# Start of Provided data

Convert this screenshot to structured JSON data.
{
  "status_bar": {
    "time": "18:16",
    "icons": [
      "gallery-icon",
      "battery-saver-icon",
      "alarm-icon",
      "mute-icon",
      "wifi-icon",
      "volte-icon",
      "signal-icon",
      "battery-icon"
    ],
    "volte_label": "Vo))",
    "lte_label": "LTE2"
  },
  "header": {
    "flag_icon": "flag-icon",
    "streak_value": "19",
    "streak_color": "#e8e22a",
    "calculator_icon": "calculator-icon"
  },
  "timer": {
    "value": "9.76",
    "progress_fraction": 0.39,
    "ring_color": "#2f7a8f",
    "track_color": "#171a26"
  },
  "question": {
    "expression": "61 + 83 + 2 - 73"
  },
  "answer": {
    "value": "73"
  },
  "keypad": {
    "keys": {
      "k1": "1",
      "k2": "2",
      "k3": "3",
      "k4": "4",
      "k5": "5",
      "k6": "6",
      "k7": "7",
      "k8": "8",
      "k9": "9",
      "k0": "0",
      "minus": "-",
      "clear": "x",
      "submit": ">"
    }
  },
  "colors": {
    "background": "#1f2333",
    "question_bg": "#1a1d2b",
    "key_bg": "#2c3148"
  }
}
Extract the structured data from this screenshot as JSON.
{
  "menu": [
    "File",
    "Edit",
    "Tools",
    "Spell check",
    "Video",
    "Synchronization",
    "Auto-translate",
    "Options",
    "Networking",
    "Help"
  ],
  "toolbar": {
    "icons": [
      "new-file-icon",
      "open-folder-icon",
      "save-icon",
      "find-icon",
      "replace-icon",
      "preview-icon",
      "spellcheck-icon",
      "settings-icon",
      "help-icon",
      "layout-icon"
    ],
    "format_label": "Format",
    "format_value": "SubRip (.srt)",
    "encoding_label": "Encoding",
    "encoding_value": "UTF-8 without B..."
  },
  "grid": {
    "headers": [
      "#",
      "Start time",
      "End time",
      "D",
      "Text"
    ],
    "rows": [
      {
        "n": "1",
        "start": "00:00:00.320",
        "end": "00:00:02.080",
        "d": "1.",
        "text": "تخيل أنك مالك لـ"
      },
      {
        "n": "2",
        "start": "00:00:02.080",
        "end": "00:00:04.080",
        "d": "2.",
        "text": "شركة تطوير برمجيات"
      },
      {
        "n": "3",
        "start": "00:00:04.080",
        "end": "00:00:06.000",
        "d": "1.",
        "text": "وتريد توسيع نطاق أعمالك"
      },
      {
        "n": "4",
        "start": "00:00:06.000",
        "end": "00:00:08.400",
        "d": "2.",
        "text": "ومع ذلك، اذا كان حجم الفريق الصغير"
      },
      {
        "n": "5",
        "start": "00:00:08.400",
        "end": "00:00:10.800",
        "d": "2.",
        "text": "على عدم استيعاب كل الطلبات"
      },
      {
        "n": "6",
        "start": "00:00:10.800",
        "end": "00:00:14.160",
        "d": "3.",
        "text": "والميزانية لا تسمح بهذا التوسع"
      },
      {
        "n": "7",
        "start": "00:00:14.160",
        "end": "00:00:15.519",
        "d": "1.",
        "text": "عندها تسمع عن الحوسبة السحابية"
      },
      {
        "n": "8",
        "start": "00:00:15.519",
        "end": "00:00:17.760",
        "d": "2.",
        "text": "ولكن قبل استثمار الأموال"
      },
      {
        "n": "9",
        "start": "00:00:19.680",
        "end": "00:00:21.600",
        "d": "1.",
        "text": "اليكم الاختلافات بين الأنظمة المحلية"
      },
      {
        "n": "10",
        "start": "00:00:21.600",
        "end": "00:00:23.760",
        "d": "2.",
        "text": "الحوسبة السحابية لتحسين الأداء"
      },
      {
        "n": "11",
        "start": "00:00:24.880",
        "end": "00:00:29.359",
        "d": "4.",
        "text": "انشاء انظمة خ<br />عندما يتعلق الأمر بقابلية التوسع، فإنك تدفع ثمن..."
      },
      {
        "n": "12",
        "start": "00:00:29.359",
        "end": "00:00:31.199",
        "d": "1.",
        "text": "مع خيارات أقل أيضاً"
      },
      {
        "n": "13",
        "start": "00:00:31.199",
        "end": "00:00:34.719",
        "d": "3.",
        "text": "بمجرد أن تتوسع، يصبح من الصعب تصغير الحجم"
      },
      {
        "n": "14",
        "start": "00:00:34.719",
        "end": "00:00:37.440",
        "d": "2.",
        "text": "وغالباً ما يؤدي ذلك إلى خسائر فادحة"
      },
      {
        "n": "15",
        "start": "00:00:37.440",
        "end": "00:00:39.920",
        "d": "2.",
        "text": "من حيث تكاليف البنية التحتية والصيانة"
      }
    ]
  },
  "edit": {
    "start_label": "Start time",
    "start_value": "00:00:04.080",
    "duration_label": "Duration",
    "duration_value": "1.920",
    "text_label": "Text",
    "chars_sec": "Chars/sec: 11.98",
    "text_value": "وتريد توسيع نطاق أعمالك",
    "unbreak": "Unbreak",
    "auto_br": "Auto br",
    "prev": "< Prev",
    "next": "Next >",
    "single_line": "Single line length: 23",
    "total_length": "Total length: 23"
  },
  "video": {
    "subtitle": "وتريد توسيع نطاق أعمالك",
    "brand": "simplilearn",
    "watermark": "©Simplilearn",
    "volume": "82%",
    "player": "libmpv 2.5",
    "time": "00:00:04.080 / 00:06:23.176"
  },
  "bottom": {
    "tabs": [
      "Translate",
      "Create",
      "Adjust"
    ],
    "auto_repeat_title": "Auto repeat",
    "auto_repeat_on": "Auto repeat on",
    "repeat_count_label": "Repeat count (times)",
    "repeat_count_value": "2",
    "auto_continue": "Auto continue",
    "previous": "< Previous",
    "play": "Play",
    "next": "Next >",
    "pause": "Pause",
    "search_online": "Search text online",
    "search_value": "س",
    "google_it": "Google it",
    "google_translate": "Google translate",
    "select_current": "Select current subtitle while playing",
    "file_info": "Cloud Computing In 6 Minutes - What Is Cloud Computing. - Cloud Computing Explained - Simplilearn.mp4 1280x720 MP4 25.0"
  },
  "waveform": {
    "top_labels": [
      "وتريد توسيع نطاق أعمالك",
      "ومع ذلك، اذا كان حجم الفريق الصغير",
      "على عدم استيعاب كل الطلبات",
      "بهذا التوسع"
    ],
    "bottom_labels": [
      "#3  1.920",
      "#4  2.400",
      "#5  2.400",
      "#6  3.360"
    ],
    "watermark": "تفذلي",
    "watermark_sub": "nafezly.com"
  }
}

# End of Provided data

Set exercise:
Nothing in the data may differ; print all of it exactly as written.

Result of this exercise:
Convert this screenshot to structured JSON data.
{
  "status_bar": {
    "time": "18:16",
    "icons": [
      "gallery-icon",
      "battery-saver-icon",
      "alarm-icon",
      "mute-icon",
      "wifi-icon",
      "volte-icon",
      "signal-icon",
      "battery-icon"
    ],
    "volte_label": "Vo))",
    "lte_label": "LTE2"
  },
  "header": {
    "flag_icon": "flag-icon",
    "streak_value": "19",
    "streak_color": "#e8e22a",
    "calculator_icon": "calculator-icon"
  },
  "timer": {
    "value": "9.76",
    "progress_fraction": 0.39,
    "ring_color": "#2f7a8f",
    "track_color": "#171a26"
  },
  "question": {
    "expression": "61 + 83 + 2 - 73"
  },
  "answer": {
    "value": "73"
  },
  "keypad": {
    "keys": {
      "k1": "1",
      "k2": "2",
      "k3": "3",
      "k4": "4",
      "k5": "5",
      "k6": "6",
      "k7": "7",
      "k8": "8",
      "k9": "9",
      "k0": "0",
      "minus": "-",
      "clear": "x",
      "submit": ">"
    }
  },
  "colors": {
    "background": "#1f2333",
    "question_bg": "#1a1d2b",
    "key_bg": "#2c3148"
  }
}
Extract the structured data from this screenshot as JSON.
{
  "menu": [
    "File",
    "Edit",
    "Tools",
    "Spell check",
    "Video",
    "Synchronization",
    "Auto-translate",
    "Options",
    "Networking",
    "Help"
  ],
  "toolbar": {
    "icons": [
      "new-file-icon",
      "open-folder-icon",
      "save-icon",
      "find-icon",
      "replace-icon",
      "preview-icon",
      "spellcheck-icon",
      "settings-icon",
      "help-icon",
      "layout-icon"
    ],
    "format_label": "Format",
    "format_value": "SubRip (.srt)",
    "encoding_label": "Encoding",
    "encoding_value": "UTF-8 without B..."
  },
  "grid": {
    "headers": [
      "#",
      "Start time",
      "End time",
      "D",
      "Text"
    ],
    "rows": [
      {
        "n": "1",
        "start": "00:00:00.320",
        "end": "00:00:02.080",
        "d": "1.",
        "text": "تخيل أنك مالك لـ"
      },
      {
        "n": "2",
        "start": "00:00:02.080",
        "end": "00:00:04.080",
        "d": "2.",
        "text": "شركة تطوير برمجيات"
      },
      {
        "n": "3",
        "start": "00:00:04.080",
        "end": "00:00:06.000",
        "d": "1.",
        "text": "وتريد توسيع نطاق أعمالك"
      },
      {
        "n": "4",
        "start": "00:00:06.000",
        "end": "00:00:08.400",
        "d": "2.",
        "text": "ومع ذلك، اذا كان حجم الفريق الصغير"
      },
      {
        "n": "5",
        "start": "00:00:08.400",
        "end": "00:00:10.800",
        "d": "2.",
        "text": "على عدم استيعاب كل الطلبات"
      },
      {
        "n": "6",
        "start": "00:00:10.800",
        "end": "00:00:14.160",
        "d": "3.",
        "text": "والميزانية لا تسمح بهذا التوسع"
      },
      {
        "n": "7",
        "start": "00:00:14.160",
        "end": "00:00:15.519",
        "d": "1.",
        "text": "عندها تسمع عن الحوسبة السحابية"
      },
      {
        "n": "8",
        "start": "00:00:15.519",
        "end": "00:00:17.760",
        "d": "2.",
        "text": "ولكن قبل استثمار الأموال"
      },
      {
        "n": "9",
        "start": "00:00:19.680",
        "end": "00:00:21.600",
        "d": "1.",
        "text": "اليكم الاختلافات بين الأنظمة المحلية"
      },
      {
        "n": "10",
        "start": "00:00:21.600",
        "end": "00:00:23.760",
        "d": "2.",
        "text": "الحوسبة السحابية لتحسين الأداء"
      },
      {
        "n": "11",
        "start": "00:00:24.880",
        "end": "00:00:29.359",
        "d": "4.",
        "text": "انشاء انظمة خ<br />عندما يتعلق الأمر بقابلية التوسع، فإنك تدفع ثمن..."
      },
      {
        "n": "12",
        "start": "00:00:29.359",
        "end": "00:00:31.199",
        "d": "1.",
        "text": "مع خيارات أقل أيضاً"
      },
      {
        "n": "13",
        "start": "00:00:31.199",
        "end": "00:00:34.719",
        "d": "3.",
        "text": "بمجرد أن تتوسع، يصبح من الصعب تصغير الحجم"
      },
      {
        "n": "14",
        "start": "00:00:34.719",
        "end": "00:00:37.440",
        "d": "2.",
        "text": "وغالباً ما يؤدي ذلك إلى خسائر فادحة"
      },
      {
        "n": "15",
        "start": "00:00:37.440",
        "end": "00:00:39.920",
        "d": "2.",
        "text": "من حيث تكاليف البنية التحتية والصيانة"
      }
    ]
  },
  "edit": {
    "start_label": "Start time",
    "start_value": "00:00:04.080",
    "duration_label": "Duration",
    "duration_value": "1.920",
    "text_label": "Text",
    "chars_sec": "Chars/sec: 11.98",
    "text_value": "وتريد توسيع نطاق أعمالك",
    "unbreak": "Unbreak",
    "auto_br": "Auto br",
    "prev": "< Prev",
    "next": "Next >",
    "single_line": "Single line length: 23",
    "total_length": "Total length: 23"
  },
  "video": {
    "subtitle": "وتريد توسيع نطاق أعمالك",
    "brand": "simplilearn",
    "watermark": "©Simplilearn",
    "volume": "82%",
    "player": "libmpv 2.5",
    "time": "00:00:04.080 / 00:06:23.176"
  },
  "bottom": {
    "tabs": [
      "Translate",
      "Create",
      "Adjust"
    ],
    "auto_repeat_title": "Auto repeat",
    "auto_repeat_on": "Auto repeat on",
    "repeat_count_label": "Repeat count (times)",
    "repeat_count_value": "2",
    "auto_continue": "Auto continue",
    "previous": "< Previous",
    "play": "Play",
    "next": "Next >",
    "pause": "Pause",
    "search_online": "Search text online",
    "search_value": "س",
    "google_it": "Google it",
    "google_translate": "Google translate",
    "select_current": "Select current subtitle while playing",
    "file_info": "Cloud Computing In 6 Minutes - What Is Cloud Computing. - Cloud Computing Explained - Simplilearn.mp4 1280x720 MP4 25.0"
  },
  "waveform": {
    "top_labels": [
      "وتريد توسيع نطاق أعمالك",
      "ومع ذلك، اذا كان حجم الفريق الصغير",
      "على عدم استيعاب كل الطلبات",
      "بهذا التوسع"
    ],
    "bottom_labels": [
      "#3  1.920",
      "#4  2.400",
      "#5  2.400",
      "#6  3.360"
    ],
    "watermark": "تفذلي",
    "watermark_sub": "nafezly.com"
  }
}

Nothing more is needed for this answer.